Aleksandr Antonov

Personal information
- Full name: Aleksandr Anatolyevich Antonov
- Date of birth: 6 July 1958 (age 66)
- Place of birth: Bolshevo, Russian SFSR
- Height: 1.84 m (6 ft 1⁄2 in)
- Position(s): Forward

Senior career*
- Years: Team / Apps / (Gls)
- 1981: FC Traktor Pavlodar / 14 / (1)
- 1984–1985: FC Kuzbass Kemerovo / 72 / (23)
- 1986: FC Rotor Volgograd / 17 / (7)
- 1986–1987: FC Kuzbass Kemerovo / 49 / (13)
- 1988: FC Rostselmash Rostov-on-Don / 19 / (2)
- 1988: FC Saturn Ramenskoye / 13 / (4)
- 1989–1990: FC Oka Kolomna / 46 / (27)
- 1990–1991: FC Asmaral Moscow / 31 / (16)
- 1992: FC Interros Moskovsky / 14 / (9)
- 1993: FC Viktor-Avangard Kolomna / 26 / (18)
- 1994–1996: FC Spartak Shchyolkovo / 68 / (36)

Managerial career
- 1998: FC Asmaral Moscow
- 1999: FC Fabus Bronnitsy
- 2002: FC Spartak Shchyolkovo (assistant)
- 2002: FC Spartak Shchyolkovo
- 2003: FC Severstal Cherepovets
- 2004: FC Spartak Lukhovitsy
- 2008: FC Zodiak Stary Oskol

= Aleksandr Antonov (footballer) =

Russian footballer and coach

Aleksandr Anatolyevich Antonov (Александр Анатольевич Антонов; born 6 July 1958) is a Russian professional football coach and a former player.

* EXERCISE INSTRUCTIONS:
a: Please translate this sentence from the Aleksandr Antonov profile into Spanish: "Aleksandr Anatolyevich Antonov (Александр Анатольевич Антонов; born 6 July 1958) is a Russian professional football coach and a former player."
b: According to the Aleksandr Antonov profile, which club did he manage in 2003?
c: Copy part of the Aleksandr Antonov profile word for word, starting at the words "- Place of birth: Bolshevo, Russian" and stopping after "Volgograd / 17 / (7)".

* DATA EXCERPTS:

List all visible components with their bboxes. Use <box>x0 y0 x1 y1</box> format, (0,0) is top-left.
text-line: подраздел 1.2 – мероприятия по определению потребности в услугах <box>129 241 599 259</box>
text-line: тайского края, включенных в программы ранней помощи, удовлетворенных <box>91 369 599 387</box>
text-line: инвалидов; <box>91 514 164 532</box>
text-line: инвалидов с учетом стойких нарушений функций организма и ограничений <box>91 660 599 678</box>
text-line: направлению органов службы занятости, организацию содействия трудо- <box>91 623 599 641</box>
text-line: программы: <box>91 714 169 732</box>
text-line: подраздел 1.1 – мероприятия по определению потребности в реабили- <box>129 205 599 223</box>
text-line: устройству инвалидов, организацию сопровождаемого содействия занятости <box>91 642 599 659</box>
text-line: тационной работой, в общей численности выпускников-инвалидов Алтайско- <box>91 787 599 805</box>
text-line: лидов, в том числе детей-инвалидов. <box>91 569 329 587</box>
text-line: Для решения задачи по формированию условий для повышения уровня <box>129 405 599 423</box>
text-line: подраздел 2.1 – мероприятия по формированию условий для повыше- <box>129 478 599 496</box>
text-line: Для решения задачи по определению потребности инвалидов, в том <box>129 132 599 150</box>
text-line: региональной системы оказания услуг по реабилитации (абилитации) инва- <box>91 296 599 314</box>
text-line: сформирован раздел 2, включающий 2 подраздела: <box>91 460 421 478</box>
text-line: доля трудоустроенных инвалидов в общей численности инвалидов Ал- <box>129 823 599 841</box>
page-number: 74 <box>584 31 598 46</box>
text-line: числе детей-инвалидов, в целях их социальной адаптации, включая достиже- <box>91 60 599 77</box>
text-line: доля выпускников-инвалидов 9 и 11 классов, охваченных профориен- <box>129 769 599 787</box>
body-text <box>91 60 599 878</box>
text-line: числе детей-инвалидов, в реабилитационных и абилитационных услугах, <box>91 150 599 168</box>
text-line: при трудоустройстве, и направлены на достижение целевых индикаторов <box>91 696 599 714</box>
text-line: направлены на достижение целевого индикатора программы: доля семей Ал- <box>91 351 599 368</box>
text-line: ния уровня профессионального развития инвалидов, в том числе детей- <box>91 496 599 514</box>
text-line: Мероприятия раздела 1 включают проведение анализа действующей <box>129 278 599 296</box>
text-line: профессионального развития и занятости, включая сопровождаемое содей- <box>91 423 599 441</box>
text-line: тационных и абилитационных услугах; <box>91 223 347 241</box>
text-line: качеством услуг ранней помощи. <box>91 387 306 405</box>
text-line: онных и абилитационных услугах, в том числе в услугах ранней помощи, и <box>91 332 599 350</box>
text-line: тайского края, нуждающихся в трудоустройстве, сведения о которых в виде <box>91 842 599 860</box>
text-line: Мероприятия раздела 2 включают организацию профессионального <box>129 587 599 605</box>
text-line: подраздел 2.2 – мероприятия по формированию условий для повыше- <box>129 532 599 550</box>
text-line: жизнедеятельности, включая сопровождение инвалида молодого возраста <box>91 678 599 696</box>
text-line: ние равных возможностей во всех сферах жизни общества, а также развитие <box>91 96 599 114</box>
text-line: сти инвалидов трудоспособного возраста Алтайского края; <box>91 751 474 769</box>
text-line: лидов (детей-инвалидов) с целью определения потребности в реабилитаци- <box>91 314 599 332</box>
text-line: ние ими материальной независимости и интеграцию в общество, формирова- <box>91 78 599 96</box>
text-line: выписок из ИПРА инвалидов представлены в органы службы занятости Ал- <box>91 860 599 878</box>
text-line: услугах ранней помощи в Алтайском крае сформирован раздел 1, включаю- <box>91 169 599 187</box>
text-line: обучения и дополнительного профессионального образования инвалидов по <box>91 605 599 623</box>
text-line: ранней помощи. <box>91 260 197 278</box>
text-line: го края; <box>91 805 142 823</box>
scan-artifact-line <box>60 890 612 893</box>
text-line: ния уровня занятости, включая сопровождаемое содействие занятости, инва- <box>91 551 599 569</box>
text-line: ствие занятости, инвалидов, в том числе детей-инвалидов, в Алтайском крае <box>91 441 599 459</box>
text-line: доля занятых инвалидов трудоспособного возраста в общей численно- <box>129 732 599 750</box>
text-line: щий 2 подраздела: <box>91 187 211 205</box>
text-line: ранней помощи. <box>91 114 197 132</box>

* TASK RESPONSES:
a: Aleksandr Anatolyevich Antonov (Александр Анатольевич Антонов; nacido el 6 de julio de 1958) es un entrenador profesional de fútbol ruso y exjugador.

b: FC Severstal Cherepovets.

c:
- Place of birth: Bolshevo, Russian SFSR
- Height: 1.84 m (6 ft 1⁄2 in)
- Position(s): Forward

Senior career*
- Years: Team / Apps / (Gls)
- 1981: FC Traktor Pavlodar / 14 / (1)
- 1984–1985: FC Kuzbass Kemerovo / 72 / (23)
- 1986: FC Rotor Volgograd / 17 / (7)